Exercise brief - Look through the data below. Pick out the lines holding the string "впрыска".

# # # # #

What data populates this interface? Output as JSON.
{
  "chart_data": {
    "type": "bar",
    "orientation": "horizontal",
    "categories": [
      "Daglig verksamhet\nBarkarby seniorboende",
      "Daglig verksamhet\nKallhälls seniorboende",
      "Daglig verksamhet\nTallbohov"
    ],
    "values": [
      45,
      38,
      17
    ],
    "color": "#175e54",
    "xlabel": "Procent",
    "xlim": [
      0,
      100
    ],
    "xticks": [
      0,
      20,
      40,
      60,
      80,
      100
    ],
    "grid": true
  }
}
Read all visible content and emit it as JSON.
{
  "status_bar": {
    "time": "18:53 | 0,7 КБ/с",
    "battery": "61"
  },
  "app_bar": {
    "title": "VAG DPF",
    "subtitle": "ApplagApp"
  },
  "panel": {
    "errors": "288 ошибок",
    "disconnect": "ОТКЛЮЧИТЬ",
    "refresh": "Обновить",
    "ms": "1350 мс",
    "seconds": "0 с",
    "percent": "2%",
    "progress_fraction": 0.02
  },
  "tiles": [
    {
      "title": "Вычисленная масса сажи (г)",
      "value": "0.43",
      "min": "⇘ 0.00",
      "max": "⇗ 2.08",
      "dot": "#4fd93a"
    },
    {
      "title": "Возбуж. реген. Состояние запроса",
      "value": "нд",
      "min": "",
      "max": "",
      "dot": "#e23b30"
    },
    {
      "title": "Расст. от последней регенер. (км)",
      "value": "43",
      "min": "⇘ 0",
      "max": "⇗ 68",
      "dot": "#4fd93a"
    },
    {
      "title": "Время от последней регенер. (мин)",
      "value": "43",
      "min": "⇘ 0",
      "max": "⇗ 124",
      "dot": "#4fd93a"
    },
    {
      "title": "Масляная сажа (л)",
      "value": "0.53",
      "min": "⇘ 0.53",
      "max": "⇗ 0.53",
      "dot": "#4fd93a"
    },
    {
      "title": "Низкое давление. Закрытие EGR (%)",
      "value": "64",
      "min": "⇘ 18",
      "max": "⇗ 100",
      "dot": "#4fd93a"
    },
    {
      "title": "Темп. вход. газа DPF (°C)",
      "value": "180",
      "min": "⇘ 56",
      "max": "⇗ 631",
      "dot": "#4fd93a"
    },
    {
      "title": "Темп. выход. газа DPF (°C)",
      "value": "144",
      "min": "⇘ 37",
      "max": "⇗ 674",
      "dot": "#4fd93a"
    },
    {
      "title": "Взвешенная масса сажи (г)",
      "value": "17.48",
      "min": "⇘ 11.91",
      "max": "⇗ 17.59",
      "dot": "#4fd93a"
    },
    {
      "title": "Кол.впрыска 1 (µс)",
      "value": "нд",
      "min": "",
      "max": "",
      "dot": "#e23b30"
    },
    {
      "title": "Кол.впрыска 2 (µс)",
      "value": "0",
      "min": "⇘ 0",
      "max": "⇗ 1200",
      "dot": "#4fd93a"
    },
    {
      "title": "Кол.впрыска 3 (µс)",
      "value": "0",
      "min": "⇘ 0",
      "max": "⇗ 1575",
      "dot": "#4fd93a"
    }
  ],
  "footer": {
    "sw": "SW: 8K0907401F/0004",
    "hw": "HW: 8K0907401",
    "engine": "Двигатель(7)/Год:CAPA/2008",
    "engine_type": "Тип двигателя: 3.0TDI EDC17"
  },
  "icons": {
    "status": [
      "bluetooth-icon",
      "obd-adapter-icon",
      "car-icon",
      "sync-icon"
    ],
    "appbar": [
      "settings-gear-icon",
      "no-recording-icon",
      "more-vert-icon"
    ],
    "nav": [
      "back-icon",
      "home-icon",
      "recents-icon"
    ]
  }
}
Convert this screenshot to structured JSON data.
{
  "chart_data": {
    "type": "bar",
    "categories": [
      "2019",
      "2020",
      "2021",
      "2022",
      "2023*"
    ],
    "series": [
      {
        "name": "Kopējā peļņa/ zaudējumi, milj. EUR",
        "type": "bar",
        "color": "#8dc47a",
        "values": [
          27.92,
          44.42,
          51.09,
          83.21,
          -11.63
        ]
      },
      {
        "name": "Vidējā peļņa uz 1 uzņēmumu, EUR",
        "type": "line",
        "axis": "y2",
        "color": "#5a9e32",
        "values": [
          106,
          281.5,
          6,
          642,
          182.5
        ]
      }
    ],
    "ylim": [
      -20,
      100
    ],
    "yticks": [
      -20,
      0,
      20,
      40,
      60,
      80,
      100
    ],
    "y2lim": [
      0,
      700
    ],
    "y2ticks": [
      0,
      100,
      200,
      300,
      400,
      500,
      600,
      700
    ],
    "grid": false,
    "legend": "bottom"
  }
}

# # # # #

Problem solution -
      "title": "Кол.впрыска 1 (µс)",
      "title": "Кол.впрыска 2 (µс)",
      "title": "Кол.впрыска 3 (µс)",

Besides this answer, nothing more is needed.